AIM.
Gather the lines from the material that contain "width".

DATA SHOWN.
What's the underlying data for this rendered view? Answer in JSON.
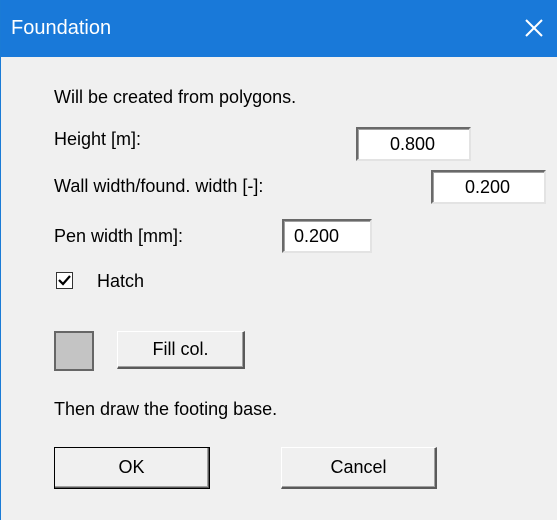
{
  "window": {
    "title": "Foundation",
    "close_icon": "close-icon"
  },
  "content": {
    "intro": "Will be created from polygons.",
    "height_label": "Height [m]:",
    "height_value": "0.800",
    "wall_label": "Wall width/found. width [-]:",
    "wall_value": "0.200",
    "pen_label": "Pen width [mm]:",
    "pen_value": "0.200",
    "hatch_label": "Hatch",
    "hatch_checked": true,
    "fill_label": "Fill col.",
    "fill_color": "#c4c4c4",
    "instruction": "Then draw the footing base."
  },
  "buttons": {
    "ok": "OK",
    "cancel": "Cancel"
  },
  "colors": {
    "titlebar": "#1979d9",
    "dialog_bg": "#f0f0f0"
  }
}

ANSWER TO THE PROBLEM.
    "wall_label": "Wall width/found. width [-]:",
    "pen_label": "Pen width [mm]:",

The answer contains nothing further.